» WORK REQUIRED:
Copy each line where the word "legend" occurs.

##### DATASET #####

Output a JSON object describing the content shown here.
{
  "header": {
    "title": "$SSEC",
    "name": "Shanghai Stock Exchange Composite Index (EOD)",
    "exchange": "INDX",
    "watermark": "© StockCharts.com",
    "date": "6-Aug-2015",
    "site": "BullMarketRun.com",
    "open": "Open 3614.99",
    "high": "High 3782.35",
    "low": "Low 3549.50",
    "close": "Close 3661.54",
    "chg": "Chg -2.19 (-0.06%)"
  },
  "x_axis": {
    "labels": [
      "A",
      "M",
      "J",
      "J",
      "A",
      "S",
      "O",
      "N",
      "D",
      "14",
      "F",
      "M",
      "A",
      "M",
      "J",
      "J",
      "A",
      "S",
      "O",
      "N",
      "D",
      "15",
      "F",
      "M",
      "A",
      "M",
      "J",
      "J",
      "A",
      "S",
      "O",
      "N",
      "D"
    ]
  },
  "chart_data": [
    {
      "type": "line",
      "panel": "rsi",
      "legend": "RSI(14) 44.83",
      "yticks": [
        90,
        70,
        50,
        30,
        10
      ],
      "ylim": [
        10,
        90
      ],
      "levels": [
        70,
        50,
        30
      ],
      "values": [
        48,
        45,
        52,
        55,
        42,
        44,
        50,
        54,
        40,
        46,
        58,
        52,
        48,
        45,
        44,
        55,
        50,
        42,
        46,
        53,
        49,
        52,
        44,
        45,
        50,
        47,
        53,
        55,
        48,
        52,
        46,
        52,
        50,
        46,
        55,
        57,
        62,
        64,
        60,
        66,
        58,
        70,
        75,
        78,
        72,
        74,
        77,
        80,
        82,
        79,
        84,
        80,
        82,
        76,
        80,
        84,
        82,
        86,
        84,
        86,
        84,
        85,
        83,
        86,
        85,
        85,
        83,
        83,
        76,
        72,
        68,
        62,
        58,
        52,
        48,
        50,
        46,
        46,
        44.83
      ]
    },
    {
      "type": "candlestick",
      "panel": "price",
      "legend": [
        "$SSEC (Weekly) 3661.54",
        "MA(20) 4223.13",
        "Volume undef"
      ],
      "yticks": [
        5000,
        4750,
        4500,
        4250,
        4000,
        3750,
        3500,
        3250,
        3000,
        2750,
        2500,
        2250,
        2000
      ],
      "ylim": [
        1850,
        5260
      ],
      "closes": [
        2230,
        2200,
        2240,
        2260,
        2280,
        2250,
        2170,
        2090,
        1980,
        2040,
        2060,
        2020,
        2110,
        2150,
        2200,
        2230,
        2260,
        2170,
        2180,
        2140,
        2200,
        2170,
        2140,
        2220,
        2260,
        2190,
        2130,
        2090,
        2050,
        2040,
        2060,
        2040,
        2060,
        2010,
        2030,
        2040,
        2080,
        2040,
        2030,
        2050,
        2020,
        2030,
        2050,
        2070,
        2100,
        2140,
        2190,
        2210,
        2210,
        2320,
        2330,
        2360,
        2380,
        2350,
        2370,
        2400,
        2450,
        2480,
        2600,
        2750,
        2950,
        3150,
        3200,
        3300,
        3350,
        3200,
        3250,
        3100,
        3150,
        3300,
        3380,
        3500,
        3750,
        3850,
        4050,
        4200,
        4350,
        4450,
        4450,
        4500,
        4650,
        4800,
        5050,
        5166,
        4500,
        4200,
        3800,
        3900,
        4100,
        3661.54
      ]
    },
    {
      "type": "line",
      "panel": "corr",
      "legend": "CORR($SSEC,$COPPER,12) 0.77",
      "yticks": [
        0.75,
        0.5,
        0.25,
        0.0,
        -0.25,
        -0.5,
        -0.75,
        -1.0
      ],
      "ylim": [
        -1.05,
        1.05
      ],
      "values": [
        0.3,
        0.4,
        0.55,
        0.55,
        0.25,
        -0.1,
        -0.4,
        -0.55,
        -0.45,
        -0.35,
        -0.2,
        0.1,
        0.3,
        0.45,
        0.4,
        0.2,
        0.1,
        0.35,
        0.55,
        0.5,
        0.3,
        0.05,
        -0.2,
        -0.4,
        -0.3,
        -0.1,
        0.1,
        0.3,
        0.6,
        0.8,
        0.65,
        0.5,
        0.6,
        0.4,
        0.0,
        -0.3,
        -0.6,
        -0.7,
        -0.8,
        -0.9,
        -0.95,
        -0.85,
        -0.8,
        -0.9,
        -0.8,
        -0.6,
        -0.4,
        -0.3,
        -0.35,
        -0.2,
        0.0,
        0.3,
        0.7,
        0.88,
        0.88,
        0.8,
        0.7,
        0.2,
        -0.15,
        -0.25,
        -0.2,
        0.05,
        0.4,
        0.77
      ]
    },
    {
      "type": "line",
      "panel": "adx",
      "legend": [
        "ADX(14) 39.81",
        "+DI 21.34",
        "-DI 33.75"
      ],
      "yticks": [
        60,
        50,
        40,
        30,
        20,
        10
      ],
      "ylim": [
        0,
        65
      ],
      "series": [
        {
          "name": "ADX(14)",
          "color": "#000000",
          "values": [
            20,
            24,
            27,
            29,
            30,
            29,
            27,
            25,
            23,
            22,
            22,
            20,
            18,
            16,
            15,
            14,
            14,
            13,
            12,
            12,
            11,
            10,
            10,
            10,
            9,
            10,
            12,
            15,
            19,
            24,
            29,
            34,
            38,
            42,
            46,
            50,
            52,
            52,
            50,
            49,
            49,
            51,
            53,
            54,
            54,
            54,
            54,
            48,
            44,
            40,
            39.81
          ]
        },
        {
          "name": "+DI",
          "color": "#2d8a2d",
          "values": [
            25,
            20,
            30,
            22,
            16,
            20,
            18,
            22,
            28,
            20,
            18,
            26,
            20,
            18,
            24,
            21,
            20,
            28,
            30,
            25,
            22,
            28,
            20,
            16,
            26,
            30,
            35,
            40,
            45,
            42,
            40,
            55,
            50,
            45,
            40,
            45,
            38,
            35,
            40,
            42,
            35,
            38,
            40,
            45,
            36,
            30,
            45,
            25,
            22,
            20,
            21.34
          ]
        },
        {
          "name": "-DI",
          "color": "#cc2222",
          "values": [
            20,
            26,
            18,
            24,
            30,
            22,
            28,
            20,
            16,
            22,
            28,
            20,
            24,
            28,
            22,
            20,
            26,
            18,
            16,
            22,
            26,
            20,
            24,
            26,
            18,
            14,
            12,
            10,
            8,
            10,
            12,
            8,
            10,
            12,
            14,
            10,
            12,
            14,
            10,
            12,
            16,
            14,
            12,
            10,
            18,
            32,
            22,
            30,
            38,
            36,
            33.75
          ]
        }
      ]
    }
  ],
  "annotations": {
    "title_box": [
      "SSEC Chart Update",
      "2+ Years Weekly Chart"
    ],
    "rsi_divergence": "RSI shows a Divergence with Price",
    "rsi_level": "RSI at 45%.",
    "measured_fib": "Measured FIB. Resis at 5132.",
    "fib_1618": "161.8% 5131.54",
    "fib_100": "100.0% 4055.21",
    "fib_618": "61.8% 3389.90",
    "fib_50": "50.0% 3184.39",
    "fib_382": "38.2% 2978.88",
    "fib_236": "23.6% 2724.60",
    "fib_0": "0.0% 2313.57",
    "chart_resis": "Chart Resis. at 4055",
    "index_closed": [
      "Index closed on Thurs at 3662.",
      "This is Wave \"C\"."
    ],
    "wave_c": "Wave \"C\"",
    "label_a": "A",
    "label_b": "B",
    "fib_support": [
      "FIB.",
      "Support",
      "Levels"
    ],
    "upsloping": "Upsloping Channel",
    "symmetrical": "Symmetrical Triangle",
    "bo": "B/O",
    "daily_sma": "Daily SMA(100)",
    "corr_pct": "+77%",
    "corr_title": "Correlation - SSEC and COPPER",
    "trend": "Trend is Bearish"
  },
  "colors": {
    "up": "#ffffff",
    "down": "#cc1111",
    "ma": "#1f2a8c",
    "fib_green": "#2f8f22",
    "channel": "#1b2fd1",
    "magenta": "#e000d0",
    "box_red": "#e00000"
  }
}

#####

» WRITTEN REPLY:
      "legend": "RSI(14) 44.83",
      "legend": [
      "legend": "CORR($SSEC,$COPPER,12) 0.77",
      "legend": [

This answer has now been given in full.